▼
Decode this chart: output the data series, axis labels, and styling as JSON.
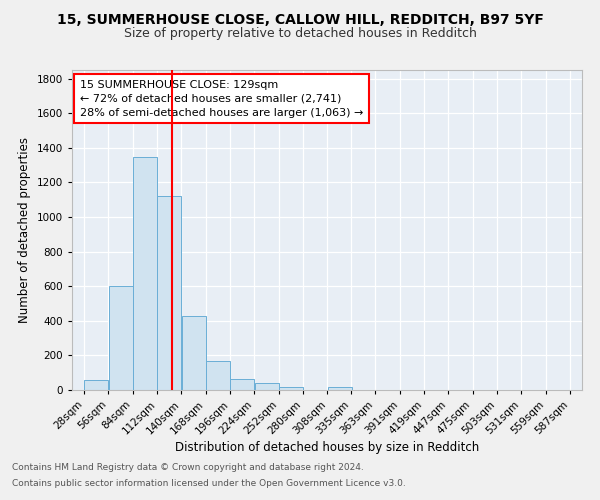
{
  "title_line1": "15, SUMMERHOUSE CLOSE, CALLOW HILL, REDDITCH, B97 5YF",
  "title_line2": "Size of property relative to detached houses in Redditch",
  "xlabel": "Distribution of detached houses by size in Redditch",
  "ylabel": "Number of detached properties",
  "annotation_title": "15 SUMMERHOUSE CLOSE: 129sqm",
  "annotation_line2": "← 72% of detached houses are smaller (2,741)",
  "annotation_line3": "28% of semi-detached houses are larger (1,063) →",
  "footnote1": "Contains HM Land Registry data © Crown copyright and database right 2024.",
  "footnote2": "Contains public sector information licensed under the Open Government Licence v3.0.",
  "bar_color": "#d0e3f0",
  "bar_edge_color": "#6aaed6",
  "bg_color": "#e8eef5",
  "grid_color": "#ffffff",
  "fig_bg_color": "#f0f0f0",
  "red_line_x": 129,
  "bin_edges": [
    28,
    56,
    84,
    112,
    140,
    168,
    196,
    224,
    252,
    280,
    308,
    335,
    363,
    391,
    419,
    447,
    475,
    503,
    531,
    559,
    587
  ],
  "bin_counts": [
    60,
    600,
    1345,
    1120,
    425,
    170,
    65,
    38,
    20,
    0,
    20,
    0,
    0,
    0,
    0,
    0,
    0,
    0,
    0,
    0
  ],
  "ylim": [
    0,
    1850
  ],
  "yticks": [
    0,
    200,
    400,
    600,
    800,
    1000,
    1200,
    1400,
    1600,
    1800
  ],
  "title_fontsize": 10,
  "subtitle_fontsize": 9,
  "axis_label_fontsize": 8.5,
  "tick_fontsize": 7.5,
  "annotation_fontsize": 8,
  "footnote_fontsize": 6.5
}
▲
▼
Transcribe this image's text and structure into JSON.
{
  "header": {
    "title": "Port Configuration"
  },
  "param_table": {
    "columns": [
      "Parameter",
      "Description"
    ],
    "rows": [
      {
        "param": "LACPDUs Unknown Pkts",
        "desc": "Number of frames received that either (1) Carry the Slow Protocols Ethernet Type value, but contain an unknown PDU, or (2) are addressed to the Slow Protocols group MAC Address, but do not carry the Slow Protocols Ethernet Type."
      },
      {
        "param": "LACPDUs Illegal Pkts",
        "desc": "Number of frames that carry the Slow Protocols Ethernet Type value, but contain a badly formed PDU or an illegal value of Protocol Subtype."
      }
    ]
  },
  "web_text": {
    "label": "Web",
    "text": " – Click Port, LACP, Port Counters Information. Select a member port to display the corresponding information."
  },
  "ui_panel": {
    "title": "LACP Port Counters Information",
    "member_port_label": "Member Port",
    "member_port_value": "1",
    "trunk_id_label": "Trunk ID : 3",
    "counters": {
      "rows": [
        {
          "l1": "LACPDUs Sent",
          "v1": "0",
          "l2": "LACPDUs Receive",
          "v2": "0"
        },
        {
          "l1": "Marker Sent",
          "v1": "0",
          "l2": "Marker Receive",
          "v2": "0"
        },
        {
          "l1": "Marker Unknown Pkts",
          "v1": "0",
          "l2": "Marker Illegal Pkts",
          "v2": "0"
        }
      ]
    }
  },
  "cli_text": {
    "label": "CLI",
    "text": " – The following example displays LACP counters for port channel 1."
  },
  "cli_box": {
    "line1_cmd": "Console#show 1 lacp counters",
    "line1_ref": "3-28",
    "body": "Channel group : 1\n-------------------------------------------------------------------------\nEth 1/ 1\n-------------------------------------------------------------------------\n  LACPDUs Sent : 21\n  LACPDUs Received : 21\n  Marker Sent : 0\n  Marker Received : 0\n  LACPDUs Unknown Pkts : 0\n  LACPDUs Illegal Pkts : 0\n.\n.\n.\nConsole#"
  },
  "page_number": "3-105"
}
▲
> **WORK REQUIRED**
Extract from the data every line where "that" shows up.

> **COMPLETE OUTPUT**
        "desc": "Number of frames received that either (1) Carry the Slow Protocols Ethernet Type value, but contain an unknown PDU, or (2) are addressed to the Slow Protocols group MAC Address, but do not carry the Slow Protocols Ethernet Type."
        "desc": "Number of frames that carry the Slow Protocols Ethernet Type value, but contain a badly formed PDU or an illegal value of Protocol Subtype."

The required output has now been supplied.